→ PROBLEM DETAILS
Pick up the comparison of wireless power-transfer techniques for brain–body neurotechnologies after its last line and continue it.

[SELECTED EXTRACT — start]

Comparison of different wireless power-transfer techniques for brain–body neurotechnologies

Wireless power transfer method	Transmitter metrics	Field properties	Implant metrics	Advantages	Disadvantages
Near field Inductive coupling 174	• Coil geometry • Transmitter distance ~10 cm	• ~13 MHz Magnetic field • No tissue attenuation • $B_z=\frac{\mu NI{R}^2}{2\pi {(z^2+R^2)}^{3/2}}$	• Power harvested, P ~10mW • $\text{P}=\frac{{\pi }^{2}NB{R}^3}{4\mu }\times \frac{dB}{dt}$ • Depth ~ 10 cm • Angular misalignment > 45° • ~mm scale implant • Resonant frequency, $f_r=\frac{1}{2\pi {\left(LC\right)}^{1/2}}$	Miniature implants that can be high powered and located at deeper regions	The power coupling depends on area of the coil and is very sensitive to angular misalignments
Far-field 201,202	• Loop, Dipole, Horn • Transmitter distance ~ few meters	• 1-5 GHz electromagnetic radiation • Tissue attenuation	• Power harvested, P ~ 1mW • Depth ~ 1cm • Misalignment lower than inductive coupling ~25%	Long range of power transfer and particular efficient for data communication such as Bluetooth and Wi-fi radio	Low power transmission and shallow implants due to attenuation of radiative EM energy in tissue
Ultrasound 175,176	• Ultrasonic horn • Transmitter distance = 0 cm	• ~1.8 MHz sound waves • Moderate attenuation in tissue, bones	• Power harvested, P ~ several mW • Depth ~ 1-2 cm • Sub mm scale implant • $f_r=\frac{1}{2l}({\frac{Y}{\rho })}^{1/2}$	Acoustic resonances allow extreme device miniaturization	Transmitter has to be in contact with the tissue
Magnetoelectric 203,204	• Coil geometry • Transmitter distance ~10 cm	• ~300 kHz magnetic field • No tissue attenuation $B_z=\frac{\mu NI{R}^2}{2\pi {(z^2+R^2)}^{3/2}}$	• Power harvested, P ~ several mW • Depth ~10cm • Implant scale ~ several mm • $f_r=\frac{1}{2l}({\frac{Y}{\rho })}^{1/2}$	Combines advantages of ultrasound and near-field power coupling	Transmitter has to be custom built for each application
Photovoltaic 205	• Light source • Transmitter distance ~ 10 cm	• 450 nm to 1100 nm electromagnetic radiation • Strong tissue attenuation (wavelength dependent)	• Power harvested, P < 1mW • Depth ~ few mm • ~ sub mm scale implant	Good for low power application and miniaturized implants	Implants cannot be deeply located due to strong light attenuation by tissue
Ionic communication 206,207	• Geometry of TX and RX electrodes • Ion concentration • Transmitter distance ~ 0.5 cm	• Frequency range defined by electrode impedance • $f_c~\frac{R_s}{C_e}$	• Power transmitted, P ~1 mW • Depth ~ 0.5 cm • μm scale implant	Highly flexible and biocompatible	Tx and RX electrodes need to be firmly in contact with the tissue

B_z = magnetic field strength along the z-axis of the coil; N = number of loops in the coil; R = coil radius; μ = permeability of the medium; I = current; z = distance from center of the coil; t = time; L = inductance; C = capacitance; Y = Young’s modulus; ρ = density; TX = transmitter; RX = receiver; R_s= solution resistance; C_e= electrode capacitance.

[SELECTED EXTRACT — finish]
[DATA SHOWN — start]

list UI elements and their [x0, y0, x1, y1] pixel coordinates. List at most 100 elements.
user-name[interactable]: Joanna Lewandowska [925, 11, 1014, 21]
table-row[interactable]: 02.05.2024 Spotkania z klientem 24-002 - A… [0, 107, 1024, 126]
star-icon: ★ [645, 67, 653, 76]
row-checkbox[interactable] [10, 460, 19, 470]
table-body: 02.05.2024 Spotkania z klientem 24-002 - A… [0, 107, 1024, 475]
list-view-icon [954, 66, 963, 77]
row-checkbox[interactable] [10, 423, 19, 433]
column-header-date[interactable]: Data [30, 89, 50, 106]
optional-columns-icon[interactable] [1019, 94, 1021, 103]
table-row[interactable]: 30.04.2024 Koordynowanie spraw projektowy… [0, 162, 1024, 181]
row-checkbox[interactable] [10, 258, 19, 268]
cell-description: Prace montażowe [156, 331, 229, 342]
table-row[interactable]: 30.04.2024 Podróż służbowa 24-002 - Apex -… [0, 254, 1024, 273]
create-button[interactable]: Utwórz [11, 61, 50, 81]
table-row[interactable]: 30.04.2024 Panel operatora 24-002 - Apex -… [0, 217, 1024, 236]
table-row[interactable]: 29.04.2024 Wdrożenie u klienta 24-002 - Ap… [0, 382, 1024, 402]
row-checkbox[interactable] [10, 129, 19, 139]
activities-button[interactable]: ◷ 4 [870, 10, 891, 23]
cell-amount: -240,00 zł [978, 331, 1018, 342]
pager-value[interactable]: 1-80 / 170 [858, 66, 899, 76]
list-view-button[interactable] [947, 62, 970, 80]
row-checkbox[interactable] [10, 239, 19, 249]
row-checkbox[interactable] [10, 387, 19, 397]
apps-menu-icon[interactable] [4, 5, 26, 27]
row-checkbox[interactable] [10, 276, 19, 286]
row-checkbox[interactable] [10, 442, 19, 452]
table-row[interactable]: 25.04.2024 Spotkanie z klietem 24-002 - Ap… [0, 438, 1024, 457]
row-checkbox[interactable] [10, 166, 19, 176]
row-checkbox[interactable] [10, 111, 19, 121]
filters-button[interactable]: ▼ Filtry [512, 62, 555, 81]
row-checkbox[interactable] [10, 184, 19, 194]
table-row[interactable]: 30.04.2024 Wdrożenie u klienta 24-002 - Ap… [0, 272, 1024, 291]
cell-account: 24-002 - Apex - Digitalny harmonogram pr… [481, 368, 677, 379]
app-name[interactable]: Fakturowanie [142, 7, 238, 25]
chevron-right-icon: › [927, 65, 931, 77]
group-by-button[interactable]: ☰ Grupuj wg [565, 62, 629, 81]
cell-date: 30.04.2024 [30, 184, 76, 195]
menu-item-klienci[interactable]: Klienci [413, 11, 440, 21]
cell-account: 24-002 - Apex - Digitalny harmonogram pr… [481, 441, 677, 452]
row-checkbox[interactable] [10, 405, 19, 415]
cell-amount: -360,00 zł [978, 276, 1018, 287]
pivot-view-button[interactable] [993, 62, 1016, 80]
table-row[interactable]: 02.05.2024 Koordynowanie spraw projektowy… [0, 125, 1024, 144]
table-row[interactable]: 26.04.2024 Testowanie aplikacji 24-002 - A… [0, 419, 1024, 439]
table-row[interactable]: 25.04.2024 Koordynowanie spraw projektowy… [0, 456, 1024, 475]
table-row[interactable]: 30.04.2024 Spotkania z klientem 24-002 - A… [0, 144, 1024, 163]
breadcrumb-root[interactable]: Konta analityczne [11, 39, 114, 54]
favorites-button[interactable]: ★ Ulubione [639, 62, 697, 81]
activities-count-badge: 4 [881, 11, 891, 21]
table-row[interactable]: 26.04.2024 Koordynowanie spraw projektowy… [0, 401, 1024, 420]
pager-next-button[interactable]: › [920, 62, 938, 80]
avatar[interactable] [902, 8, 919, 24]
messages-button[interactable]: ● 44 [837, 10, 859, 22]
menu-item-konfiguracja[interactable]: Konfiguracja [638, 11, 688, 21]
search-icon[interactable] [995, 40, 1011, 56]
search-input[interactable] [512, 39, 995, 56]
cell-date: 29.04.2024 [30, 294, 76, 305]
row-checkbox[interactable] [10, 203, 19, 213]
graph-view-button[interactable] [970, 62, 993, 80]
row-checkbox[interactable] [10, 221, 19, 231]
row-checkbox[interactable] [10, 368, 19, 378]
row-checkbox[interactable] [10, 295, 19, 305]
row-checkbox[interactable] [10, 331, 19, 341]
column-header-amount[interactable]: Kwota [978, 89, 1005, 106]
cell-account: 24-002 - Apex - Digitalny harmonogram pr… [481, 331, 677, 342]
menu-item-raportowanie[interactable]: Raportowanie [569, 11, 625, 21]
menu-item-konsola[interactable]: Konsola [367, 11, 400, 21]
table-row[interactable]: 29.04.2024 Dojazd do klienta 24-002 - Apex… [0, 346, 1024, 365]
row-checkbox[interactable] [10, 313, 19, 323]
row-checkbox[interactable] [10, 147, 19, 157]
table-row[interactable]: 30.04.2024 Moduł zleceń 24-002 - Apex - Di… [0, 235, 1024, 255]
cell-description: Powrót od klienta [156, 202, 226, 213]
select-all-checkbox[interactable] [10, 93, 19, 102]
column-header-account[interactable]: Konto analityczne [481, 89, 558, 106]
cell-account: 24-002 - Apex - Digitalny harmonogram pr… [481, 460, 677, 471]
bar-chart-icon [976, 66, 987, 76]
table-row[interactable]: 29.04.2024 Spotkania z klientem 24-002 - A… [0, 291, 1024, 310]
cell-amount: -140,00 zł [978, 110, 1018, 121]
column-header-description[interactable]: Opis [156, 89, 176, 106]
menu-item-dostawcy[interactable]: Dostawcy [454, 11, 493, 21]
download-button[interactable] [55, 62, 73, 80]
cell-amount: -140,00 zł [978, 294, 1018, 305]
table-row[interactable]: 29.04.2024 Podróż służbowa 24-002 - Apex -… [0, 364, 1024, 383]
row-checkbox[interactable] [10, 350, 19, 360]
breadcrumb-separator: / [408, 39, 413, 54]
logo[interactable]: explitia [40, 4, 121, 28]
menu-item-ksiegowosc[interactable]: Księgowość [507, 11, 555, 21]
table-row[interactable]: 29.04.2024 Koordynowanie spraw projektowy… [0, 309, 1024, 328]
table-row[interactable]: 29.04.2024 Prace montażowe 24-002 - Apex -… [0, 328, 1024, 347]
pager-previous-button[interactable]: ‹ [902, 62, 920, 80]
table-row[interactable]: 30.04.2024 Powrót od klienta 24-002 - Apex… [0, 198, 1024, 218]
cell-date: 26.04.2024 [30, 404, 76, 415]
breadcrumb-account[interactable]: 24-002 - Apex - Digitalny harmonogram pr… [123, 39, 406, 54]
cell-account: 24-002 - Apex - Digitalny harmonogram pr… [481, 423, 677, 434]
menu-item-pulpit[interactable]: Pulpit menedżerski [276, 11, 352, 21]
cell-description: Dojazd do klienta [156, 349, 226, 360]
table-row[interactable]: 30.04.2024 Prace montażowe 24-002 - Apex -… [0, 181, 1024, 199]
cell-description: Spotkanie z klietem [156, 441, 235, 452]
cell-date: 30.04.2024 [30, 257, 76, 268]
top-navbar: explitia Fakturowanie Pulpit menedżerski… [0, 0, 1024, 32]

[DATA SHOWN — finish]

→ TASK ANSWER
Key Points.

• The bidirectional crosstalk between the brain and visceral organs is essential to maintaining homeostasis, and is additionally implicated in neurological, metabolic, and immune disorders.

• Discovery of neural pathways underlying brain-organ communication may reveal novel targets for autonomic neuromodulation therapies or allow us to modulate brain function from the viscera.

• Deciphering brain-body neural circuits is challenging, in part, due to the dearth of neurotechnology for multisite, multimodal investigation of brain and organ physiology in awake behaving model organisms for extended periods of time.

• Integration of multiple recording or stimulation modalities in a neural probe should not compromise device miniaturization, biocompatibility, and mechanical flexibility to ensure reliable long-term function in vivo.

• Besides the tissue interfacing front-ends, equal consideration should be devoted to developing complete functional systems which include interconnects, encapsulation, control electronics, data transfer protocols, and power delivery routes.